• Given problem
Please give the listing again in its entirety, exactly as written.

Dataset rows about figures
++++++++++++++++++++
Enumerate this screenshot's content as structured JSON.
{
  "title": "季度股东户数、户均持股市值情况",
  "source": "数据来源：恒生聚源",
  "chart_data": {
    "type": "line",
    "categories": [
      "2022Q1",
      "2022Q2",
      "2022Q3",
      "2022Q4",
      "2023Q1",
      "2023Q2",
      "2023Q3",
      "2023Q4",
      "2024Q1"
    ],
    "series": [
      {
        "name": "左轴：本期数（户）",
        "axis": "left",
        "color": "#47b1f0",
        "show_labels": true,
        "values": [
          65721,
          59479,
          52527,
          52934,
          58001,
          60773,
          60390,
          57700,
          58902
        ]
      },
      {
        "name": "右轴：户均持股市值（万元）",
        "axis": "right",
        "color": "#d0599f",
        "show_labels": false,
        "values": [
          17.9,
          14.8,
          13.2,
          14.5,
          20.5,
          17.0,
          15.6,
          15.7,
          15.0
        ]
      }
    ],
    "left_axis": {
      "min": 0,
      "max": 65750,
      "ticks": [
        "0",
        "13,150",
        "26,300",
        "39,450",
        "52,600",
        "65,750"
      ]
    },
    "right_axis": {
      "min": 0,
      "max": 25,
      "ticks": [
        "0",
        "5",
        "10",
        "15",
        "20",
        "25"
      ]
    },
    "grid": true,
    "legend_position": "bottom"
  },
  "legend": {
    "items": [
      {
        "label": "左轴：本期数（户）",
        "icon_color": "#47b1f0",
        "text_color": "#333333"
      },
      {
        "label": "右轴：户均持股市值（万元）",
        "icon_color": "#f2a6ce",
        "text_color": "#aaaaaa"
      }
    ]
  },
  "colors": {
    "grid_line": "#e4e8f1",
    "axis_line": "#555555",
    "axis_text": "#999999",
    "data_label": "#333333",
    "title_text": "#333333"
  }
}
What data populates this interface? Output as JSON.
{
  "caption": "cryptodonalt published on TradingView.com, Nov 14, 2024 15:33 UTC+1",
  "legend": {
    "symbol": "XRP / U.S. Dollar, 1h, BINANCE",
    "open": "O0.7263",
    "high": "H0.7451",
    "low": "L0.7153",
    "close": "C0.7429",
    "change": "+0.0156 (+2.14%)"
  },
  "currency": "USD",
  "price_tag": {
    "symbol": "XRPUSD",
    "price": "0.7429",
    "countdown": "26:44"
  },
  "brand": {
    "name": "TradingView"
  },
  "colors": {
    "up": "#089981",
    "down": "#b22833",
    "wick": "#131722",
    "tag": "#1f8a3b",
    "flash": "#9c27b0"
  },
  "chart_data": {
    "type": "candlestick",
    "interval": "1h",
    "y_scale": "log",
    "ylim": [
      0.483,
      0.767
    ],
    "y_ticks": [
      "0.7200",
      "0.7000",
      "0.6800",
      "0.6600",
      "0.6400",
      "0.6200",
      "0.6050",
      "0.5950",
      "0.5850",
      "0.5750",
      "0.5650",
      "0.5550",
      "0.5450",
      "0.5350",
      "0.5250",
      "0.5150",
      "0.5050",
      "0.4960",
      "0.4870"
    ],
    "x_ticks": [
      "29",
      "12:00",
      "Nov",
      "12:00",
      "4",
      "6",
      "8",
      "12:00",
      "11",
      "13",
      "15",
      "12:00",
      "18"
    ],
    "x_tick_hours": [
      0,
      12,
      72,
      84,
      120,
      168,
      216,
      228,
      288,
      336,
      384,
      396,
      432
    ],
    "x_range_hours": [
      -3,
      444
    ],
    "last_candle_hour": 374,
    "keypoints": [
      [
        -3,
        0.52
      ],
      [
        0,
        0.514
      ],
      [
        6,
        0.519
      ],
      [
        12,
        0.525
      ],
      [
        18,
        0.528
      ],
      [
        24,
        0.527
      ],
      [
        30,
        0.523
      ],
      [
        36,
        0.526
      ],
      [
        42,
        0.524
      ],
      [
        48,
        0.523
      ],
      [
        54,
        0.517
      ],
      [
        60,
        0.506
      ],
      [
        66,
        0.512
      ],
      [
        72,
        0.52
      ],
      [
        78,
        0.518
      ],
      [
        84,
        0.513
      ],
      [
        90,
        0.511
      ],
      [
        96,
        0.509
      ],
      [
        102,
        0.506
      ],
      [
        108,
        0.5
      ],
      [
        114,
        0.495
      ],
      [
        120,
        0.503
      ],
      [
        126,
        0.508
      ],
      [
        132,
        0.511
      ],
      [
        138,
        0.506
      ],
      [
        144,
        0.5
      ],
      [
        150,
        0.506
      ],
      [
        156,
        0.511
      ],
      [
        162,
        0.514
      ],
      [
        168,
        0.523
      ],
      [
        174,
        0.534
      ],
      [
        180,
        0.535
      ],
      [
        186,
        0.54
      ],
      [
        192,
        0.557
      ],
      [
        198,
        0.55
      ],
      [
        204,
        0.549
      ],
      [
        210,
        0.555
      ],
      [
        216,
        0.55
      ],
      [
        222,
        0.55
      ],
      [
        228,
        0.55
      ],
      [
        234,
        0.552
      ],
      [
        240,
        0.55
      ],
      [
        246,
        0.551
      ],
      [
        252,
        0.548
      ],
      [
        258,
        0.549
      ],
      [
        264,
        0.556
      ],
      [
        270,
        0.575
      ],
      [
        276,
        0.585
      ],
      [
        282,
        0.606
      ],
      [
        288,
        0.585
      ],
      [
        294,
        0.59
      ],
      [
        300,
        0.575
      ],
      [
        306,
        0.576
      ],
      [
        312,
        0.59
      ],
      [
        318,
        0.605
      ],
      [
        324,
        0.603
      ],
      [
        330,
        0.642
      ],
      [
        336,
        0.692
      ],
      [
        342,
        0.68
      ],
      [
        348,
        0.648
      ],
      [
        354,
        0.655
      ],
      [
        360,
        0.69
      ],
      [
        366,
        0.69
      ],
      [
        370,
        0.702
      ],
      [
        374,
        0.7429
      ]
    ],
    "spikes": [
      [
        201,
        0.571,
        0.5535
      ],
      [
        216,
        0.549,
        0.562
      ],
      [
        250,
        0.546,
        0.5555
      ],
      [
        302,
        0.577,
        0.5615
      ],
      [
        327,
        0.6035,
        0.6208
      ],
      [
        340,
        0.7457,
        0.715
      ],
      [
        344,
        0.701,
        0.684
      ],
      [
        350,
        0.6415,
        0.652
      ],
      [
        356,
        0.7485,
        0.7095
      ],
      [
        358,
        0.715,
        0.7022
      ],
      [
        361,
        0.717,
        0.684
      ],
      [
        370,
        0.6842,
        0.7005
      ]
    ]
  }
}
++++++++++++++++++++
• Expected answer
Enumerate this screenshot's content as structured JSON.
{
  "title": "季度股东户数、户均持股市值情况",
  "source": "数据来源：恒生聚源",
  "chart_data": {
    "type": "line",
    "categories": [
      "2022Q1",
      "2022Q2",
      "2022Q3",
      "2022Q4",
      "2023Q1",
      "2023Q2",
      "2023Q3",
      "2023Q4",
      "2024Q1"
    ],
    "series": [
      {
        "name": "左轴：本期数（户）",
        "axis": "left",
        "color": "#47b1f0",
        "show_labels": true,
        "values": [
          65721,
          59479,
          52527,
          52934,
          58001,
          60773,
          60390,
          57700,
          58902
        ]
      },
      {
        "name": "右轴：户均持股市值（万元）",
        "axis": "right",
        "color": "#d0599f",
        "show_labels": false,
        "values": [
          17.9,
          14.8,
          13.2,
          14.5,
          20.5,
          17.0,
          15.6,
          15.7,
          15.0
        ]
      }
    ],
    "left_axis": {
      "min": 0,
      "max": 65750,
      "ticks": [
        "0",
        "13,150",
        "26,300",
        "39,450",
        "52,600",
        "65,750"
      ]
    },
    "right_axis": {
      "min": 0,
      "max": 25,
      "ticks": [
        "0",
        "5",
        "10",
        "15",
        "20",
        "25"
      ]
    },
    "grid": true,
    "legend_position": "bottom"
  },
  "legend": {
    "items": [
      {
        "label": "左轴：本期数（户）",
        "icon_color": "#47b1f0",
        "text_color": "#333333"
      },
      {
        "label": "右轴：户均持股市值（万元）",
        "icon_color": "#f2a6ce",
        "text_color": "#aaaaaa"
      }
    ]
  },
  "colors": {
    "grid_line": "#e4e8f1",
    "axis_line": "#555555",
    "axis_text": "#999999",
    "data_label": "#333333",
    "title_text": "#333333"
  }
}
What data populates this interface? Output as JSON.
{
  "caption": "cryptodonalt published on TradingView.com, Nov 14, 2024 15:33 UTC+1",
  "legend": {
    "symbol": "XRP / U.S. Dollar, 1h, BINANCE",
    "open": "O0.7263",
    "high": "H0.7451",
    "low": "L0.7153",
    "close": "C0.7429",
    "change": "+0.0156 (+2.14%)"
  },
  "currency": "USD",
  "price_tag": {
    "symbol": "XRPUSD",
    "price": "0.7429",
    "countdown": "26:44"
  },
  "brand": {
    "name": "TradingView"
  },
  "colors": {
    "up": "#089981",
    "down": "#b22833",
    "wick": "#131722",
    "tag": "#1f8a3b",
    "flash": "#9c27b0"
  },
  "chart_data": {
    "type": "candlestick",
    "interval": "1h",
    "y_scale": "log",
    "ylim": [
      0.483,
      0.767
    ],
    "y_ticks": [
      "0.7200",
      "0.7000",
      "0.6800",
      "0.6600",
      "0.6400",
      "0.6200",
      "0.6050",
      "0.5950",
      "0.5850",
      "0.5750",
      "0.5650",
      "0.5550",
      "0.5450",
      "0.5350",
      "0.5250",
      "0.5150",
      "0.5050",
      "0.4960",
      "0.4870"
    ],
    "x_ticks": [
      "29",
      "12:00",
      "Nov",
      "12:00",
      "4",
      "6",
      "8",
      "12:00",
      "11",
      "13",
      "15",
      "12:00",
      "18"
    ],
    "x_tick_hours": [
      0,
      12,
      72,
      84,
      120,
      168,
      216,
      228,
      288,
      336,
      384,
      396,
      432
    ],
    "x_range_hours": [
      -3,
      444
    ],
    "last_candle_hour": 374,
    "keypoints": [
      [
        -3,
        0.52
      ],
      [
        0,
        0.514
      ],
      [
        6,
        0.519
      ],
      [
        12,
        0.525
      ],
      [
        18,
        0.528
      ],
      [
        24,
        0.527
      ],
      [
        30,
        0.523
      ],
      [
        36,
        0.526
      ],
      [
        42,
        0.524
      ],
      [
        48,
        0.523
      ],
      [
        54,
        0.517
      ],
      [
        60,
        0.506
      ],
      [
        66,
        0.512
      ],
      [
        72,
        0.52
      ],
      [
        78,
        0.518
      ],
      [
        84,
        0.513
      ],
      [
        90,
        0.511
      ],
      [
        96,
        0.509
      ],
      [
        102,
        0.506
      ],
      [
        108,
        0.5
      ],
      [
        114,
        0.495
      ],
      [
        120,
        0.503
      ],
      [
        126,
        0.508
      ],
      [
        132,
        0.511
      ],
      [
        138,
        0.506
      ],
      [
        144,
        0.5
      ],
      [
        150,
        0.506
      ],
      [
        156,
        0.511
      ],
      [
        162,
        0.514
      ],
      [
        168,
        0.523
      ],
      [
        174,
        0.534
      ],
      [
        180,
        0.535
      ],
      [
        186,
        0.54
      ],
      [
        192,
        0.557
      ],
      [
        198,
        0.55
      ],
      [
        204,
        0.549
      ],
      [
        210,
        0.555
      ],
      [
        216,
        0.55
      ],
      [
        222,
        0.55
      ],
      [
        228,
        0.55
      ],
      [
        234,
        0.552
      ],
      [
        240,
        0.55
      ],
      [
        246,
        0.551
      ],
      [
        252,
        0.548
      ],
      [
        258,
        0.549
      ],
      [
        264,
        0.556
      ],
      [
        270,
        0.575
      ],
      [
        276,
        0.585
      ],
      [
        282,
        0.606
      ],
      [
        288,
        0.585
      ],
      [
        294,
        0.59
      ],
      [
        300,
        0.575
      ],
      [
        306,
        0.576
      ],
      [
        312,
        0.59
      ],
      [
        318,
        0.605
      ],
      [
        324,
        0.603
      ],
      [
        330,
        0.642
      ],
      [
        336,
        0.692
      ],
      [
        342,
        0.68
      ],
      [
        348,
        0.648
      ],
      [
        354,
        0.655
      ],
      [
        360,
        0.69
      ],
      [
        366,
        0.69
      ],
      [
        370,
        0.702
      ],
      [
        374,
        0.7429
      ]
    ],
    "spikes": [
      [
        201,
        0.571,
        0.5535
      ],
      [
        216,
        0.549,
        0.562
      ],
      [
        250,
        0.546,
        0.5555
      ],
      [
        302,
        0.577,
        0.5615
      ],
      [
        327,
        0.6035,
        0.6208
      ],
      [
        340,
        0.7457,
        0.715
      ],
      [
        344,
        0.701,
        0.684
      ],
      [
        350,
        0.6415,
        0.652
      ],
      [
        356,
        0.7485,
        0.7095
      ],
      [
        358,
        0.715,
        0.7022
      ],
      [
        361,
        0.717,
        0.684
      ],
      [
        370,
        0.6842,
        0.7005
      ]
    ]
  }
}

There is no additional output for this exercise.